Please update the listing from the line with "info-speech-bubble-icon xyxy=(25,460,47,482)" to the line with "log-message: ad xyxy=(58,171,74,188)" by changing "log-message" to "message-text" and keeping everything else unchanged. Return only those lines.

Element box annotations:
--- --- ---
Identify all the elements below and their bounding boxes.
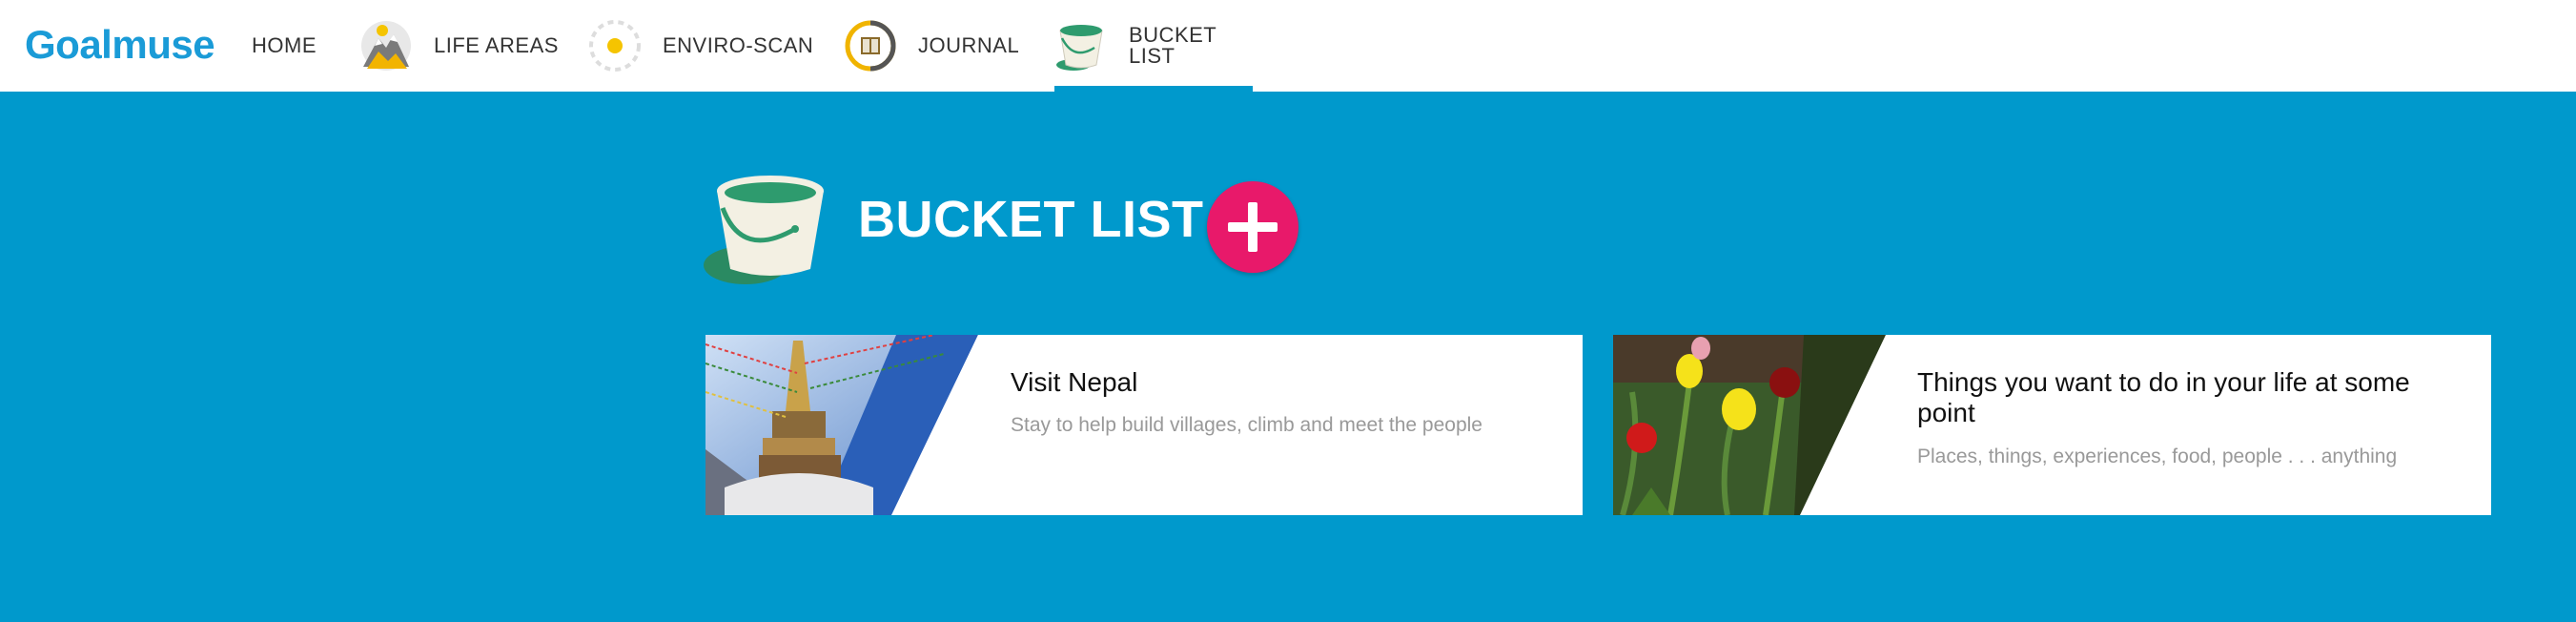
bucket-icon: [1054, 19, 1129, 73]
mountain-icon: [359, 19, 434, 73]
app-logo[interactable]: Goalmuse: [25, 21, 215, 69]
nav-item-enviro-scan[interactable]: ENVIRO-SCAN: [588, 0, 813, 92]
nav-item-label: LIFE AREAS: [434, 33, 559, 57]
nav-item-home[interactable]: HOME: [252, 0, 317, 92]
sun-dotted-icon: [588, 19, 663, 73]
top-nav-bar: Goalmuse HOME LIFE AREAS ENVIRO-SCAN JOU…: [0, 0, 2576, 92]
card-description: Stay to help build villages, climb and m…: [1011, 414, 1482, 436]
nav-item-label: BUCKET LIST: [1129, 23, 1216, 68]
nav-item-life-areas[interactable]: LIFE AREAS: [359, 0, 559, 92]
plus-icon: [1228, 202, 1278, 252]
page-title: BUCKET LIST: [858, 191, 1204, 248]
nav-item-label: ENVIRO-SCAN: [663, 33, 814, 57]
active-tab-indicator: [1054, 86, 1253, 92]
bucket-icon: [704, 164, 831, 288]
bucket-list-card[interactable]: Things you want to do in your life at so…: [1613, 335, 2491, 515]
nav-item-label: HOME: [252, 33, 317, 57]
card-title: Things you want to do in your life at so…: [1917, 367, 2410, 427]
card-description: Places, things, experiences, food, peopl…: [1917, 446, 2398, 467]
nav-item-label: JOURNAL: [918, 33, 1020, 57]
tulips-photo: [1613, 335, 1886, 515]
nav-item-bucket-list[interactable]: BUCKET LIST: [1054, 0, 1253, 92]
bucket-list-card[interactable]: Visit Nepal Stay to help build villages,…: [705, 335, 1583, 515]
journal-ring-icon: [844, 19, 918, 73]
logo-text: Goalmuse: [25, 22, 215, 67]
nav-item-journal[interactable]: JOURNAL: [844, 0, 1019, 92]
card-title: Visit Nepal: [1011, 367, 1138, 397]
stupa-photo: [705, 335, 978, 515]
add-bucket-item-button[interactable]: [1207, 181, 1298, 273]
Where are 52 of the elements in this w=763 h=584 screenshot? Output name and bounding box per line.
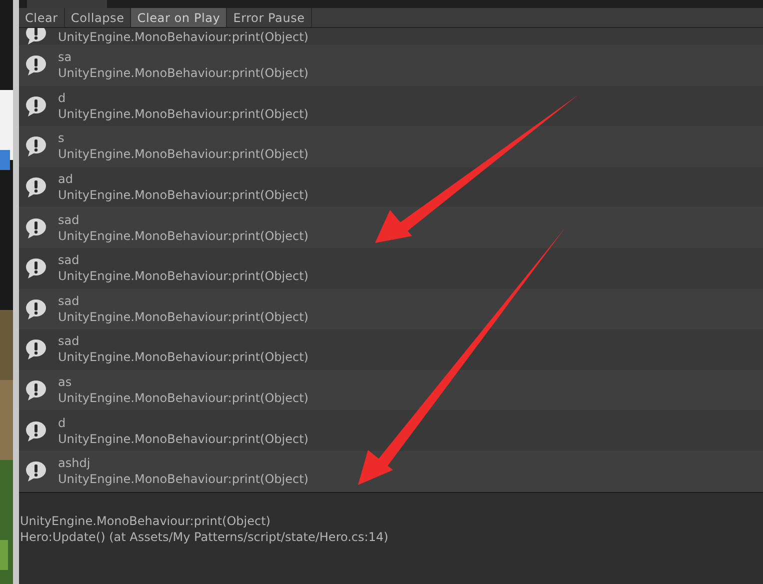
info-speech-bubble-icon xyxy=(25,460,47,482)
info-speech-bubble-icon xyxy=(25,338,47,360)
log-row[interactable]: ad UnityEngine.MonoBehaviour:print(Object) xyxy=(19,166,763,208)
log-stack: UnityEngine.MonoBehaviour:print(Object) xyxy=(58,349,308,366)
log-stack: UnityEngine.MonoBehaviour:print(Object) xyxy=(58,228,308,244)
toolbar-button[interactable]: Clear xyxy=(19,8,65,27)
log-stack: UnityEngine.MonoBehaviour:print(Object) xyxy=(58,430,308,447)
log-row[interactable]: ashdj UnityEngine.MonoBehaviour:print(Object) xyxy=(19,450,763,492)
log-message: s xyxy=(58,130,66,146)
info-speech-bubble-icon xyxy=(25,135,47,158)
log-row[interactable]: s UnityEngine.MonoBehaviour:print(Object) xyxy=(19,126,763,167)
log-stack: UnityEngine.MonoBehaviour:print(Object) xyxy=(58,308,308,325)
log-message: ashdj xyxy=(58,455,92,472)
log-row[interactable]: sad UnityEngine.MonoBehaviour:print(Object) xyxy=(19,207,763,248)
log-message: d xyxy=(58,90,67,106)
log-stack: UnityEngine.MonoBehaviour:print(Object) xyxy=(58,30,308,45)
log-row[interactable]: sa UnityEngine.MonoBehaviour:print(Object) xyxy=(19,45,763,86)
log-message: sad xyxy=(58,252,80,268)
log-message: as xyxy=(58,374,73,390)
log-row[interactable]: as UnityEngine.MonoBehaviour:print(Object) xyxy=(19,370,763,410)
info-speech-bubble-icon xyxy=(25,379,47,402)
log-message: sa xyxy=(58,49,73,66)
window-tab[interactable] xyxy=(27,0,107,8)
info-speech-bubble-icon xyxy=(25,298,47,320)
log-row[interactable]: UnityEngine.MonoBehaviour:print(Object) xyxy=(19,28,763,45)
log-message: d xyxy=(58,414,67,431)
log-stack: UnityEngine.MonoBehaviour:print(Object) xyxy=(58,471,308,488)
info-speech-bubble-icon xyxy=(25,176,47,198)
detail-line: UnityEngine.MonoBehaviour:print(Object) xyxy=(20,512,272,529)
log-message: ad xyxy=(58,171,74,188)
log-row[interactable]: d UnityEngine.MonoBehaviour:print(Object) xyxy=(19,86,763,126)
log-stack: UnityEngine.MonoBehaviour:print(Object) xyxy=(58,390,308,406)
log-row[interactable]: d UnityEngine.MonoBehaviour:print(Object) xyxy=(19,410,763,451)
detail-line: Hero:Update() (at Assets/My Patterns/script/state/Hero.cs:14) xyxy=(20,528,390,545)
toolbar-button[interactable]: Error Pause xyxy=(227,8,312,27)
log-message: sad xyxy=(58,333,80,350)
info-speech-bubble-icon xyxy=(25,54,47,76)
info-speech-bubble-icon xyxy=(25,216,47,239)
log-stack: UnityEngine.MonoBehaviour:print(Object) xyxy=(58,268,308,284)
info-speech-bubble-icon xyxy=(25,257,47,280)
log-stack: UnityEngine.MonoBehaviour:print(Object) xyxy=(58,146,308,162)
log-row[interactable]: sad UnityEngine.MonoBehaviour:print(Object) xyxy=(19,248,763,289)
log-stack: UnityEngine.MonoBehaviour:print(Object) xyxy=(58,65,308,82)
log-row[interactable]: sad UnityEngine.MonoBehaviour:print(Object) xyxy=(19,288,763,330)
log-message: sad xyxy=(58,292,80,309)
log-stack: UnityEngine.MonoBehaviour:print(Object) xyxy=(58,106,308,122)
info-speech-bubble-icon xyxy=(25,94,47,117)
info-speech-bubble-icon xyxy=(25,420,47,442)
log-message: sad xyxy=(58,212,80,228)
log-stack: UnityEngine.MonoBehaviour:print(Object) xyxy=(58,187,308,204)
log-row[interactable]: sad UnityEngine.MonoBehaviour:print(Object) xyxy=(19,329,763,370)
toolbar-button[interactable]: Clear on Play xyxy=(131,8,228,27)
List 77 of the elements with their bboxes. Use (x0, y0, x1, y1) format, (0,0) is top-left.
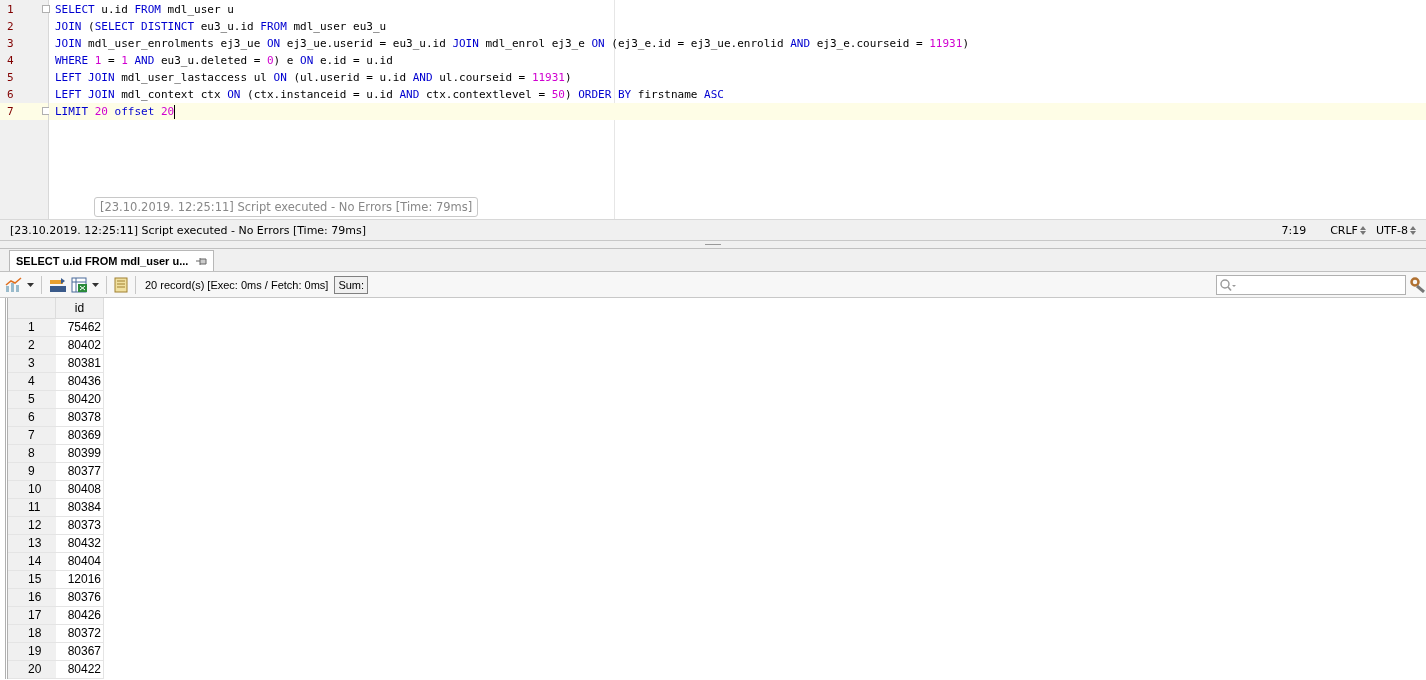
column-header[interactable]: id (56, 298, 104, 319)
table-cell: 80373 (56, 517, 104, 535)
row-number: 2 (8, 337, 56, 355)
row-number: 8 (8, 445, 56, 463)
row-number: 6 (8, 409, 56, 427)
table-cell: 80367 (56, 643, 104, 661)
row-number: 1 (8, 319, 56, 337)
row-number: 4 (8, 373, 56, 391)
row-number: 14 (8, 553, 56, 571)
table-cell: 80378 (56, 409, 104, 427)
table-cell: 80369 (56, 427, 104, 445)
table-cell: 80381 (56, 355, 104, 373)
dropdown-caret-icon[interactable] (92, 282, 99, 287)
text-cursor (174, 104, 176, 119)
line-number: 1 (7, 2, 14, 18)
sql-editor[interactable] (0, 0, 1426, 220)
table-cell: 80402 (56, 337, 104, 355)
fold-marker-icon[interactable] (42, 5, 50, 13)
row-number: 7 (8, 427, 56, 445)
code-line: SELECT u.id FROM mdl_user u (55, 2, 234, 18)
table-cell: 80436 (56, 373, 104, 391)
line-ending-selector[interactable]: CRLF (1330, 223, 1358, 237)
code-line: LEFT JOIN mdl_context ctx ON (ctx.instanceid = u.id AND ctx.contextlevel = 50) ORDER BY firstname ASC (55, 87, 724, 103)
row-number: 13 (8, 535, 56, 553)
encoding-selector[interactable]: UTF-8 (1375, 223, 1408, 237)
table-cell: 75462 (56, 319, 104, 337)
sum-button[interactable]: Sum: (334, 275, 369, 294)
row-number: 15 (8, 571, 56, 589)
updown-arrows-icon[interactable] (1410, 225, 1416, 235)
row-number: 20 (8, 661, 56, 679)
code-line: JOIN mdl_user_enrolments ej3_ue ON ej3_ue.userid = eu3_u.id JOIN mdl_enrol ej3_e ON (ej3_e.id = ej3_ue.enrolid AND ej3_e.courseid = 11931) (55, 36, 969, 52)
code-line: WHERE 1 = 1 AND eu3_u.deleted = 0) e ON e.id = u.id (55, 53, 393, 69)
updown-arrows-icon[interactable] (1359, 225, 1366, 235)
row-number: 9 (8, 463, 56, 481)
line-number: 6 (7, 87, 14, 103)
row-number: 3 (8, 355, 56, 373)
table-cell: 80399 (56, 445, 104, 463)
record-count: 20 record(s) [Exec: 0ms / Fetch: 0ms] (145, 278, 329, 291)
tooltip: [23.10.2019. 12:25:11] Script executed - No Errors [Time: 79ms] (94, 197, 479, 217)
table-cell: 80426 (56, 607, 104, 625)
pin-icon[interactable] (196, 256, 208, 266)
table-cell: 80408 (56, 481, 104, 499)
row-number: 18 (8, 625, 56, 643)
table-cell: 80420 (56, 391, 104, 409)
table-cell: 12016 (56, 571, 104, 589)
table-cell: 80404 (56, 553, 104, 571)
row-number: 12 (8, 517, 56, 535)
cursor-position: 7:19 (1281, 223, 1307, 237)
line-number: 5 (7, 70, 14, 86)
line-number: 7 (7, 104, 14, 120)
spreadsheet-icon[interactable] (71, 276, 88, 293)
table-cell: 80384 (56, 499, 104, 517)
row-number: 5 (8, 391, 56, 409)
table-cell: 80432 (56, 535, 104, 553)
export-icon[interactable] (49, 276, 67, 293)
line-number: 2 (7, 19, 14, 35)
row-number: 11 (8, 499, 56, 517)
code-line: LEFT JOIN mdl_user_lastaccess ul ON (ul.userid = u.id AND ul.courseid = 11931) (55, 70, 572, 86)
row-number: 16 (8, 589, 56, 607)
result-tab[interactable]: SELECT u.id FROM mdl_user u... (9, 250, 215, 271)
line-number: 3 (7, 36, 14, 52)
table-cell: 80372 (56, 625, 104, 643)
search-icon[interactable] (1220, 278, 1236, 291)
search-field[interactable] (1216, 274, 1406, 295)
table-cell: 80376 (56, 589, 104, 607)
code-line: JOIN (SELECT DISTINCT eu3_u.id FROM mdl_user eu3_u (55, 19, 387, 35)
script-icon[interactable] (114, 276, 128, 293)
row-number: 17 (8, 607, 56, 625)
table-cell: 80377 (56, 463, 104, 481)
splitter-grip-icon[interactable] (705, 243, 721, 246)
row-number: 19 (8, 643, 56, 661)
line-number: 4 (7, 53, 14, 69)
status-message: [23.10.2019. 12:25:11] Script executed - No Errors [Time: 79ms] (10, 223, 368, 237)
dropdown-caret-icon[interactable] (27, 282, 34, 287)
code-line: LIMIT 20 offset 20 (55, 104, 175, 120)
row-number: 10 (8, 481, 56, 499)
table-cell: 80422 (56, 661, 104, 679)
--- --- ---
◆ OUTPUT OF THE EXERCISE ◆
info-speech-bubble-icon xyxy=(25,460,47,482)
info-speech-bubble-icon xyxy=(25,338,47,360)
log-row[interactable]: ad UnityEngine.MonoBehaviour:print(Object) xyxy=(19,166,763,208)
log-stack: UnityEngine.MonoBehaviour:print(Object) xyxy=(58,349,308,366)
log-stack: UnityEngine.MonoBehaviour:print(Object) xyxy=(58,228,308,244)
toolbar-button[interactable]: Clear xyxy=(19,8,65,27)
log-stack: UnityEngine.MonoBehaviour:print(Object) xyxy=(58,430,308,447)
log-row[interactable]: ashdj UnityEngine.MonoBehaviour:print(Object) xyxy=(19,450,763,492)
message-text: s xyxy=(58,130,66,146)
info-speech-bubble-icon xyxy=(25,135,47,158)
log-row[interactable]: s UnityEngine.MonoBehaviour:print(Object) xyxy=(19,126,763,167)
log-stack: UnityEngine.MonoBehaviour:print(Object) xyxy=(58,308,308,325)
message-text: ashdj xyxy=(58,455,92,472)
log-row[interactable]: sad UnityEngine.MonoBehaviour:print(Object) xyxy=(19,207,763,248)
message-text: d xyxy=(58,90,67,106)
log-stack: UnityEngine.MonoBehaviour:print(Object) xyxy=(58,30,308,45)
log-row[interactable]: sa UnityEngine.MonoBehaviour:print(Object) xyxy=(19,45,763,86)
message-text: sad xyxy=(58,252,80,268)
message-text: as xyxy=(58,374,73,390)
log-row[interactable]: as UnityEngine.MonoBehaviour:print(Object) xyxy=(19,370,763,410)
info-speech-bubble-icon xyxy=(25,379,47,402)
message-text: sa xyxy=(58,49,73,66)
window-tab[interactable] xyxy=(27,0,107,8)
info-speech-bubble-icon xyxy=(25,298,47,320)
log-row[interactable]: UnityEngine.MonoBehaviour:print(Object) xyxy=(19,28,763,45)
message-text: d xyxy=(58,414,67,431)
log-stack: UnityEngine.MonoBehaviour:print(Object) xyxy=(58,471,308,488)
info-speech-bubble-icon xyxy=(25,176,47,198)
detail-line: UnityEngine.MonoBehaviour:print(Object) xyxy=(20,512,272,529)
message-text: ad xyxy=(58,171,74,188)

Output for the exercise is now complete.